## ENTRIES SHOWN
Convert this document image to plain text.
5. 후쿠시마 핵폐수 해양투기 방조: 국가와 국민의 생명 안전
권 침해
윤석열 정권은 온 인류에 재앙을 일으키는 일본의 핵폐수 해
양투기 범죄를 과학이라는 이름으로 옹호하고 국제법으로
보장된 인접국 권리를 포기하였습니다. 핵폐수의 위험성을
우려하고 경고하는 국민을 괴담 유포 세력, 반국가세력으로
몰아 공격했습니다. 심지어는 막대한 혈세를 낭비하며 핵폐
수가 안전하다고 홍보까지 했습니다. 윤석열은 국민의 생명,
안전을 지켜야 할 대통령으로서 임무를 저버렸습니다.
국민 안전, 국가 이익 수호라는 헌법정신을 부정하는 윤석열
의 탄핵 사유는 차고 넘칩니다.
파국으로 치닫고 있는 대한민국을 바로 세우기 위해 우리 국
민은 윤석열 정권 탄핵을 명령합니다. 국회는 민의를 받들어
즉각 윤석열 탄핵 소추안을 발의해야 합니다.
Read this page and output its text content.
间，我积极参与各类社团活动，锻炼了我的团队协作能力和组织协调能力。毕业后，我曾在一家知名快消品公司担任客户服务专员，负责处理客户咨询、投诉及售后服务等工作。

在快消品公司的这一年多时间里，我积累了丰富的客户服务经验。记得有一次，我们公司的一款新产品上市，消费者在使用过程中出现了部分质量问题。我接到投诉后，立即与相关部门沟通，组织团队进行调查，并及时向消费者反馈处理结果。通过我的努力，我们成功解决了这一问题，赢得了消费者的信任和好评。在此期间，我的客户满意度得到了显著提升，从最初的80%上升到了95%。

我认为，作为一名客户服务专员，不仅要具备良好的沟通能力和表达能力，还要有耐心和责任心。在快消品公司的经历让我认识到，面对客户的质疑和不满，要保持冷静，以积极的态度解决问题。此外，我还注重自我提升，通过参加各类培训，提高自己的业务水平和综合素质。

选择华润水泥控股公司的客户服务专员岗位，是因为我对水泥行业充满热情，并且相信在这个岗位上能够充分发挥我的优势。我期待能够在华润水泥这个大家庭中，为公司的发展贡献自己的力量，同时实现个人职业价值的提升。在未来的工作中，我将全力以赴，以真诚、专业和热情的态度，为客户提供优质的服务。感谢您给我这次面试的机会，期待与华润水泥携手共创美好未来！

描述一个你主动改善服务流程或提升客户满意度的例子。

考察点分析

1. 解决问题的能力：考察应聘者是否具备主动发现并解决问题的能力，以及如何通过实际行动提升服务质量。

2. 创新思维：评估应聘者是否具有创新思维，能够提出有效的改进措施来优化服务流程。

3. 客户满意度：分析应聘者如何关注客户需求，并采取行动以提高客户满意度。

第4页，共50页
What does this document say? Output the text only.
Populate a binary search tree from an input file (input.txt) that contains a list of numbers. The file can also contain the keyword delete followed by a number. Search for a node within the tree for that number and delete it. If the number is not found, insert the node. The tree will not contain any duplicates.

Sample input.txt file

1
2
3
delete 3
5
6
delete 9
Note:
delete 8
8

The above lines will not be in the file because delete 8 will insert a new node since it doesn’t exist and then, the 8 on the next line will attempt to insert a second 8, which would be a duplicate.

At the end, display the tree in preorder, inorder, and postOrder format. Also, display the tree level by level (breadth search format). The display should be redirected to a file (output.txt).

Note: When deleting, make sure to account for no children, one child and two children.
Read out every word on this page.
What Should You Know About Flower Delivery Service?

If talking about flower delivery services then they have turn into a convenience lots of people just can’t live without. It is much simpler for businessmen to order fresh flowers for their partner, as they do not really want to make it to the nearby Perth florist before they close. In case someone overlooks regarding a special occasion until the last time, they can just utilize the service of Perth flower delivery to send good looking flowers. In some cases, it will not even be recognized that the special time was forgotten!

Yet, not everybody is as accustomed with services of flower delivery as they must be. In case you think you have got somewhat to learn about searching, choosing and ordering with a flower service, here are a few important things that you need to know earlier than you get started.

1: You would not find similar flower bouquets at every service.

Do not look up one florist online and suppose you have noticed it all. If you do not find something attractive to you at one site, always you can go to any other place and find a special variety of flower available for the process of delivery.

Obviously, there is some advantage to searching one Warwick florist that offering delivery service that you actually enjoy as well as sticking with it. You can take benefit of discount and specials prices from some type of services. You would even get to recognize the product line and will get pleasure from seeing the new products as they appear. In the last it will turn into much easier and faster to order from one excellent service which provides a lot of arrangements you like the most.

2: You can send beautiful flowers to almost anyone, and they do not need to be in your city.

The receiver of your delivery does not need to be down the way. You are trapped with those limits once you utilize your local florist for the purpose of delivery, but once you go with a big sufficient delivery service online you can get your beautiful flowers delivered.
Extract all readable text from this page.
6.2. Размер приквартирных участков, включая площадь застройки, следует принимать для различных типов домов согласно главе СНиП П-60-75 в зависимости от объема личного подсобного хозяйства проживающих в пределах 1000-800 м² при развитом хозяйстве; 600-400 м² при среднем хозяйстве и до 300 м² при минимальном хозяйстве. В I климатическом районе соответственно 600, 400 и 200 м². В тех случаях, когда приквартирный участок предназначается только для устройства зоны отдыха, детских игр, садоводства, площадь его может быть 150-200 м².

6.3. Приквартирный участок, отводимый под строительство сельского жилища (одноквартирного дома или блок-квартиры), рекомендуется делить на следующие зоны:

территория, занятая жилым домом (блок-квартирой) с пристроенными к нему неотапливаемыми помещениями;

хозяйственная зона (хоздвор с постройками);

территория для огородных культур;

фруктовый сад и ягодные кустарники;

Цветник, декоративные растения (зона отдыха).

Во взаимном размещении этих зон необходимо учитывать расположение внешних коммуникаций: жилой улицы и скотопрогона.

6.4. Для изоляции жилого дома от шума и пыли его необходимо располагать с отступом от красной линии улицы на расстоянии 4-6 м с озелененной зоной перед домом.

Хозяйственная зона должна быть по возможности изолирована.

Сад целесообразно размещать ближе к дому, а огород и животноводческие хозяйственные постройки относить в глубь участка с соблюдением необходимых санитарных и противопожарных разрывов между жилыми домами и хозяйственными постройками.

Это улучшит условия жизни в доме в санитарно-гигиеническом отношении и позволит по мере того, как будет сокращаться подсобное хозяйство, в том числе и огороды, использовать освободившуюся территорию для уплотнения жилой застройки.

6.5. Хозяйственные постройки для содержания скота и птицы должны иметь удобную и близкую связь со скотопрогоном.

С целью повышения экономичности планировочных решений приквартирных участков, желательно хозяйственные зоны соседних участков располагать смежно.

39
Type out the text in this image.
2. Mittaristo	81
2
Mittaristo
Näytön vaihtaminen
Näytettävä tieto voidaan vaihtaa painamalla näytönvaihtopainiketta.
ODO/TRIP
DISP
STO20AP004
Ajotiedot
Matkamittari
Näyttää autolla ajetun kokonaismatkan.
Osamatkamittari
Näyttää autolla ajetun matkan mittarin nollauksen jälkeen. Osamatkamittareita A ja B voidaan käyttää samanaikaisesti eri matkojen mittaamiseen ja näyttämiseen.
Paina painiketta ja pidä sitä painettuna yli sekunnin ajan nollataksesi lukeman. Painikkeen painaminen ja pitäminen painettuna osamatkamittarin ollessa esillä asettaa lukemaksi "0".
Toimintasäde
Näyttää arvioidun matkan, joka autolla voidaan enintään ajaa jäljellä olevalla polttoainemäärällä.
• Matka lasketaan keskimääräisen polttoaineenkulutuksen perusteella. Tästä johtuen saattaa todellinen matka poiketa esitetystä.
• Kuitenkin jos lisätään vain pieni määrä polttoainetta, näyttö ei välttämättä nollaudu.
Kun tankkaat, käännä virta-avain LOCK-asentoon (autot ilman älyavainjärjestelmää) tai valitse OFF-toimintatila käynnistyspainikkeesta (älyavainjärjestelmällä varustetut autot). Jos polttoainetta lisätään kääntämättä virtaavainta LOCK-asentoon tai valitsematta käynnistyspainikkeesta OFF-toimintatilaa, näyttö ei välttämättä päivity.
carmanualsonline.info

## WHAT NEEDS TO BE DONE
For each line of the entries that includes "жилой", show that line.

## FULL SOLUTION
Во взаимном размещении этих зон необходимо учитывать расположение внешних коммуникаций: жилой улицы и скотопрогона.
Это улучшит условия жизни в доме в санитарно-гигиеническом отношении и позволит по мере того, как будет сокращаться подсобное хозяйство, в том числе и огороды, использовать освободившуюся территорию для уплотнения жилой застройки.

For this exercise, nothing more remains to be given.